-- Begin INPUT FOR THIS TASK --
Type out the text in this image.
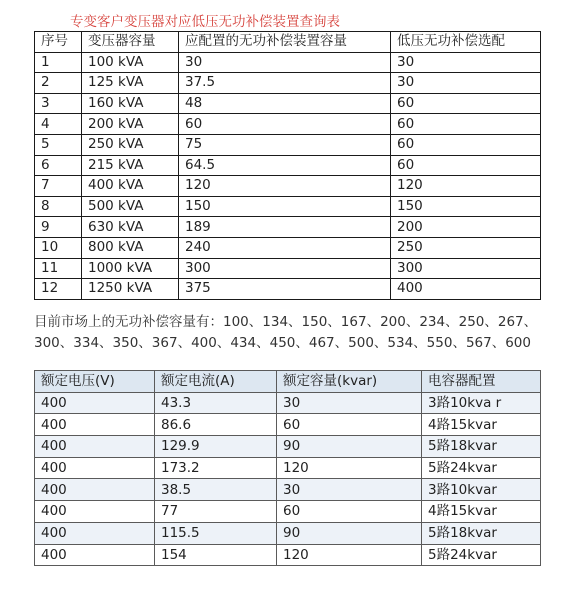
专变客户变压器对应低压无功补偿装置查询表
序号	变压器容量	应配置的无功补偿装置容量	低压无功补偿选配
1	100 kVA	30	30
2	125 kVA	37.5	30
3	160 kVA	48	60
4	200 kVA	60	60
5	250 kVA	75	60
6	215 kVA	64.5	60
7	400 kVA	120	120
8	500 kVA	150	150
9	630 kVA	189	200
10	800 kVA	240	250
11	1000 kVA	300	300
12	1250 kVA	375	400
目前市场上的无功补偿容量有：100、134、150、167、200、234、250、267、
300、334、350、367、400、434、450、467、500、534、550、567、600
额定电压(V)	额定电流(A)	额定容量(kvar)	电容器配置
400	43.3	30	3路10kva r
400	86.6	60	4路15kvar
400	129.9	90	5路18kvar
400	173.2	120	5路24kvar
400	38.5	30	3路10kvar
400	77	60	4路15kvar
400	115.5	90	5路18kvar
400	154	120	5路24kvar
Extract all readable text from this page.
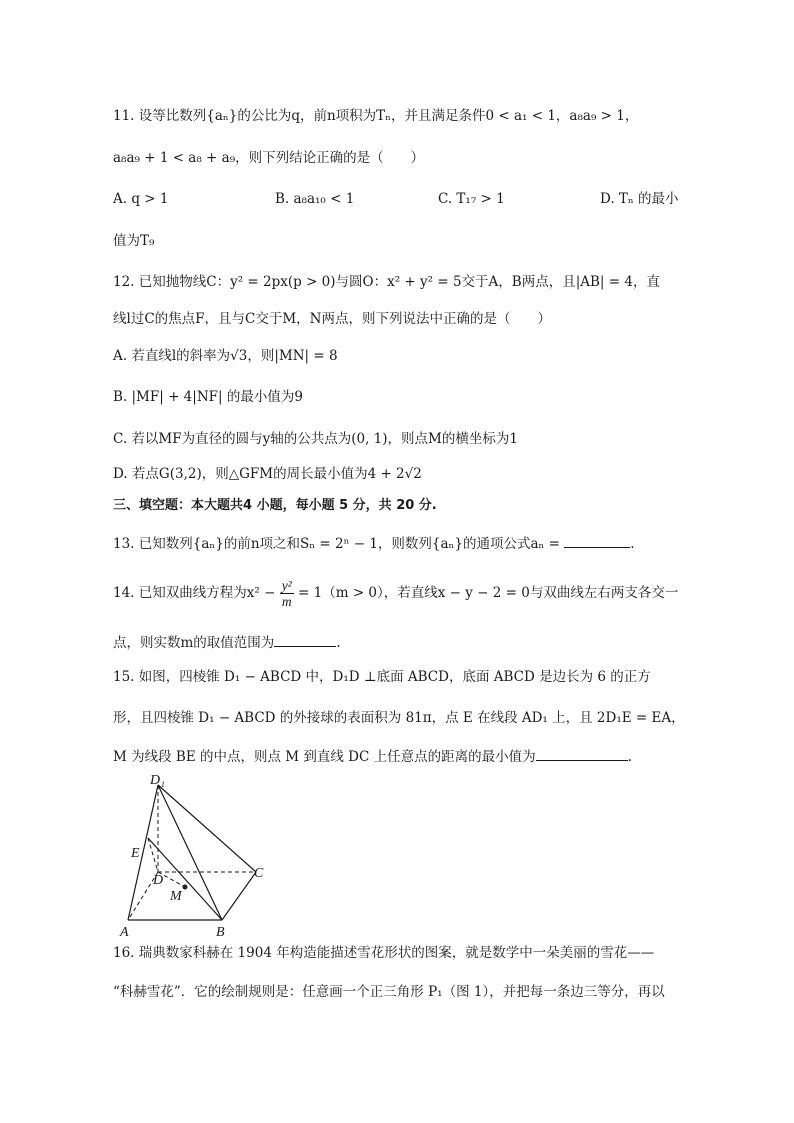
11. 设等比数列{aₙ}的公比为q，前n项积为Tₙ，并且满足条件0 < a₁ < 1，a₈a₉ > 1，
a₈a₉ + 1 < a₈ + a₉，则下列结论正确的是（　　）
A. q > 1	B. a₈a₁₀ < 1	C. T₁₇ > 1	D. Tₙ 的最小
值为T₉
12. 已知抛物线C：y² = 2px(p > 0)与圆O：x² + y² = 5交于A，B两点，且|AB| = 4，直
线l过C的焦点F，且与C交于M，N两点，则下列说法中正确的是（　　）
A. 若直线l的斜率为√3，则|MN| = 8
B. |MF| + 4|NF| 的最小值为9
C. 若以MF为直径的圆与y轴的公共点为(0, 1)，则点M的横坐标为1
D. 若点G(3,2)，则△GFM的周长最小值为4 + 2√2
三、填空题：本大题共4 小题，每小题 5 分，共 20 分.
13. 已知数列{aₙ}的前n项之和Sₙ = 2ⁿ − 1，则数列{aₙ}的通项公式aₙ =	.
14. 已知双曲线方程为$x^2 - \frac{\text{y²}}{m} = 1(m > 0)$，若直线x − y − 2 = 0与双曲线左右两支各交一
点，则实数m的取值范围为	.
15. 如图，四棱锥 D₁ − ABCD 中，D₁D ⊥底面 ABCD，底面 ABCD 是边长为 6 的正方
形，且四棱锥 D₁ − ABCD 的外接球的表面积为 81π，点 E 在线段 AD₁ 上，且 2D₁E = EA，
M 为线段 BE 的中点，则点 M 到直线 DC 上任意点的距离的最小值为	.
D₁
E
D	C
M
A	B
16. 瑞典数家科赫在 1904 年构造能描述雪花形状的图案，就是数学中一朵美丽的雪花——
“科赫雪花”．它的绘制规则是：任意画一个正三角形 P₁（图 1），并把每一条边三等分，再以
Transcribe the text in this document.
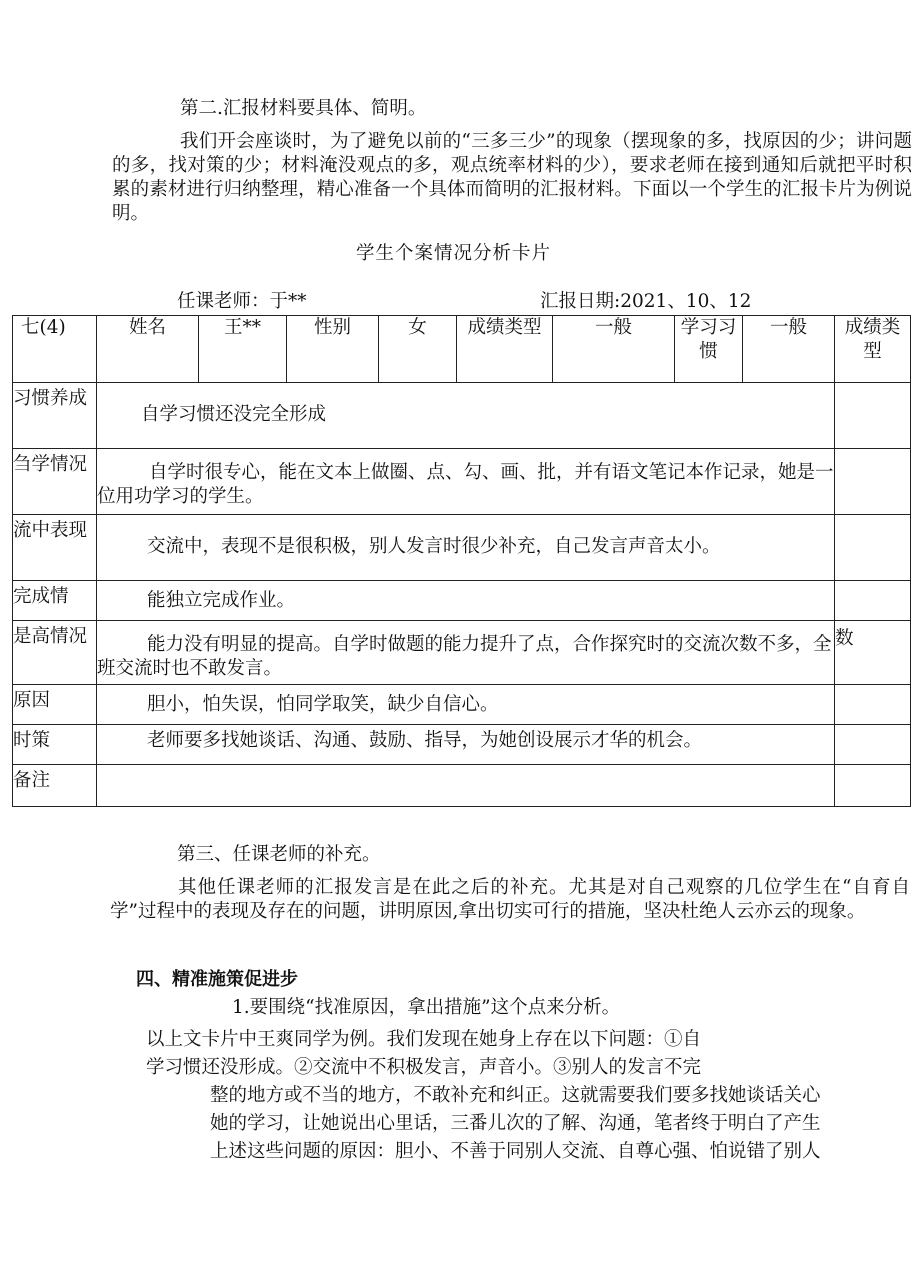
第二.汇报材料要具体、简明。
我们开会座谈时，为了避免以前的“三多三少”的现象（摆现象的多，找原因的少；讲问题的多，找对策的少；材料淹没观点的多，观点统率材料的少），要求老师在接到通知后就把平时积累的素材进行归纳整理，精心准备一个具体而简明的汇报材料。下面以一个学生的汇报卡片为例说明。
学生个案情况分析卡片
任课老师：于**	汇报日期:2021、10、12
七(4)	姓名	王**	性别	女	成绩类型	一般	学习习惯	一般	成绩类型
习惯养成	自学习惯还没完全形成								
刍学情况	自学时很专心，能在文本上做圈、点、勾、画、批，并有语文笔记本作记录，她是一位用功学习的学生。								
流中表现	交流中，表现不是很积极，别人发言时很少补充，自己发言声音太小。								
完成情	能独立完成作业。								
是高情况	能力没有明显的提高。自学时做题的能力提升了点，合作探究时的交流次数不多，全班交流时也不敢发言。								数
原因	胆小，怕失误，怕同学取笑，缺少自信心。								
时策	老师要多找她谈话、沟通、鼓励、指导，为她创设展示才华的机会。								
备注									
第三、任课老师的补充。
其他任课老师的汇报发言是在此之后的补充。尤其是对自己观察的几位学生在“自育自学”过程中的表现及存在的问题，讲明原因,拿出切实可行的措施，坚决杜绝人云亦云的现象。
四、精准施策促进步
1.要围绕“找准原因，拿出措施”这个点来分析。
以上文卡片中王爽同学为例。我们发现在她身上存在以下问题：①自
学习惯还没形成。②交流中不积极发言，声音小。③别人的发言不完
整的地方或不当的地方，不敢补充和纠正。这就需要我们要多找她谈话关心
她的学习，让她说出心里话，三番儿次的了解、沟通，笔者终于明白了产生
上述这些问题的原因：胆小、不善于同别人交流、自尊心强、怕说错了别人
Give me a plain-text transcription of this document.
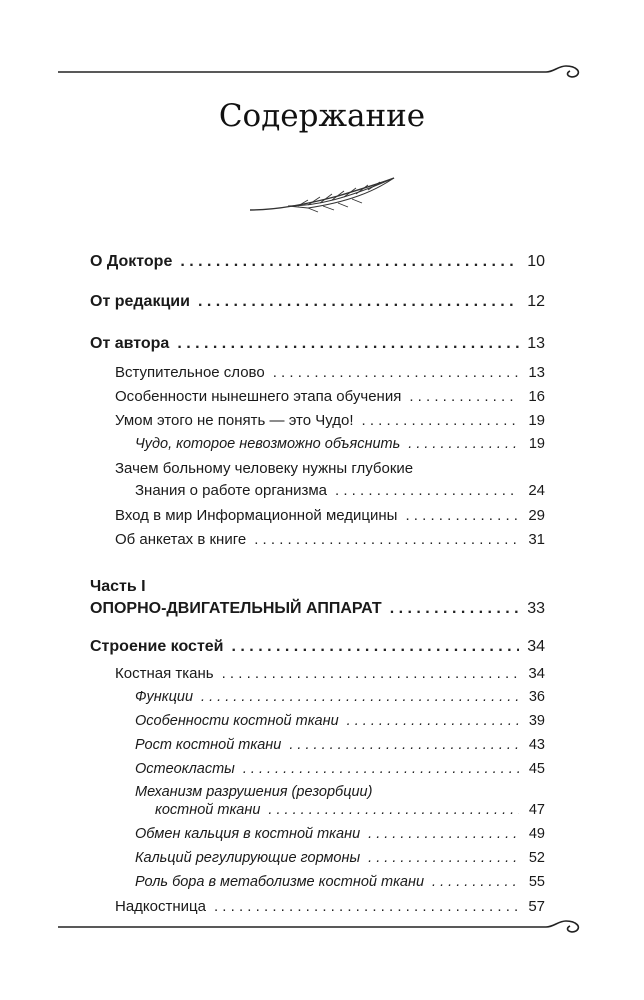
Содержание
О Докторе . . .	10
От редакции . . .	12
От автора . . .	13
Вступительное слово . . .	13
Особенности нынешнего этапа обучения . . .	16
Умом этого не понять — это Чудо! . . .	19
Чудо, которое невозможно объяснить . . .	19
Зачем больному человеку нужны глубокие
Знания о работе организма . . .	24
Вход в мир Информационной медицины . . .	29
Об анкетах в книге . . .	31
Часть I
ОПОРНО-ДВИГАТЕЛЬНЫЙ АППАРАТ . . .	33
Строение костей . . .	34
Костная ткань . . .	34
Функции . . .	36
Особенности костной ткани . . .	39
Рост костной ткани . . .	43
Остеокласты . . .	45
Механизм разрушения (резорбции)
костной ткани . . .	47
Обмен кальция в костной ткани . . .	49
Кальций регулирующие гормоны . . .	52
Роль бора в метаболизме костной ткани . . .	55
Надкостница . . .	57
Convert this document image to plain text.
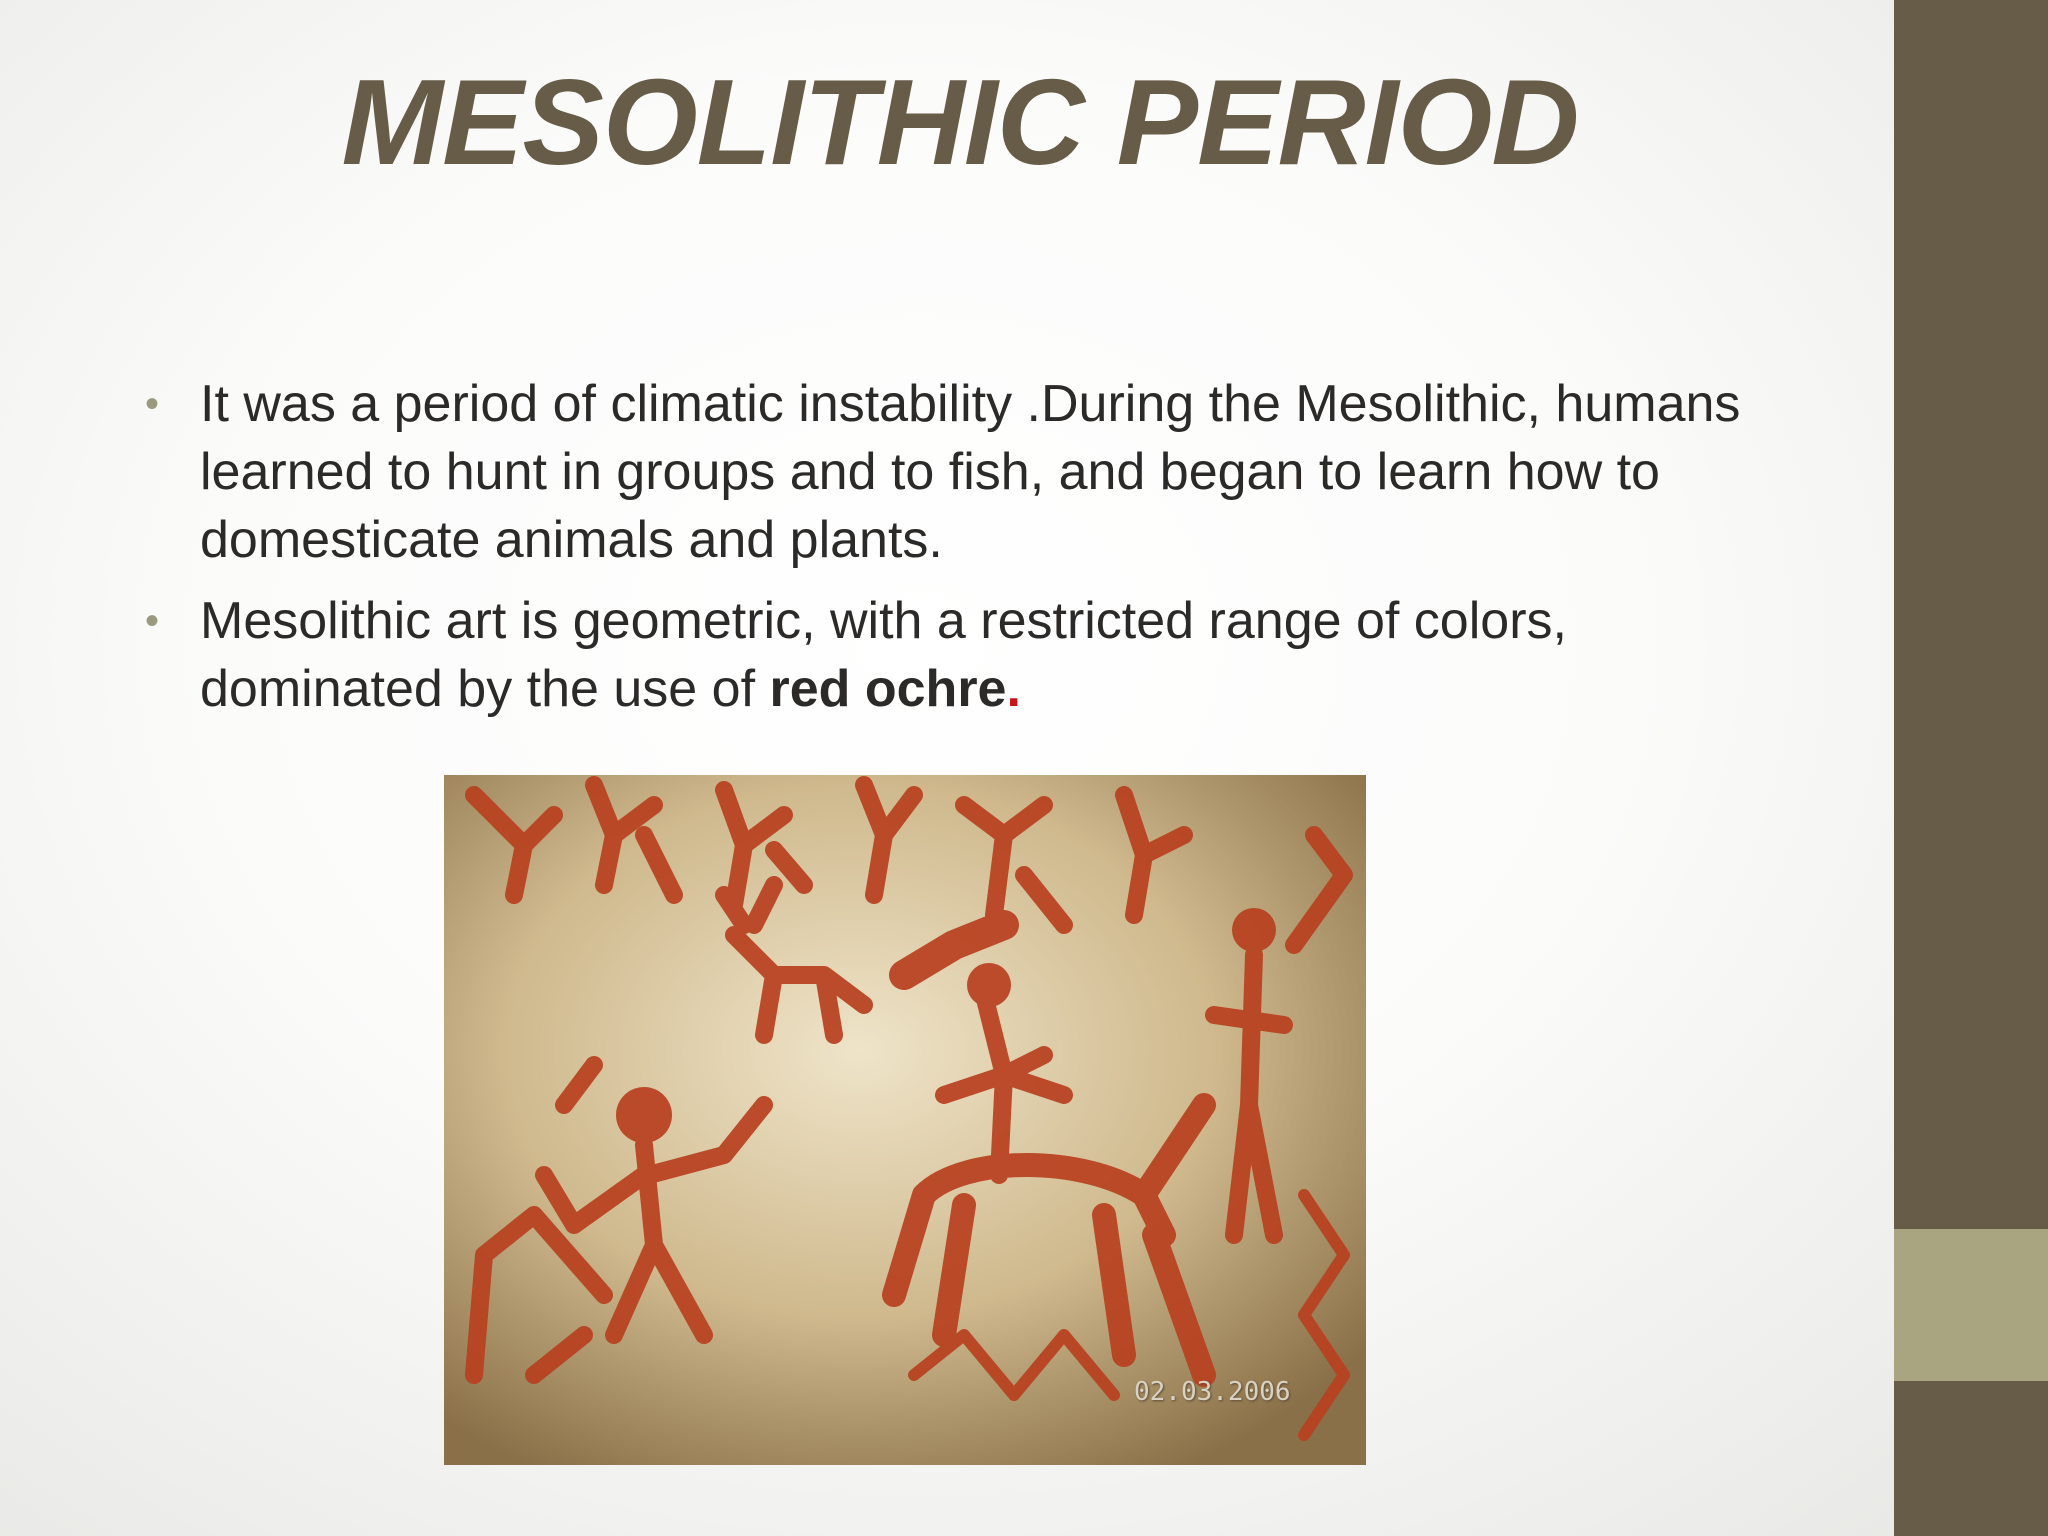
MESOLITHIC PERIOD
• It was a period of climatic instability .During the Mesolithic, humans learned to hunt in groups and to fish, and began to learn how to domesticate animals and plants.
• Mesolithic art is geometric, with a restricted range of colors, dominated by the use of red ochre.
02.03.2006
-- End INPUT FOR THIS TASK --
■ **EXERCISE TASK**
Copy out every line of the data that includes the word "Чудо".

■ **TASK OUTPUT**
Умом этого не понять — это Чудо! . . .	19
Чудо, которое невозможно объяснить . . .	19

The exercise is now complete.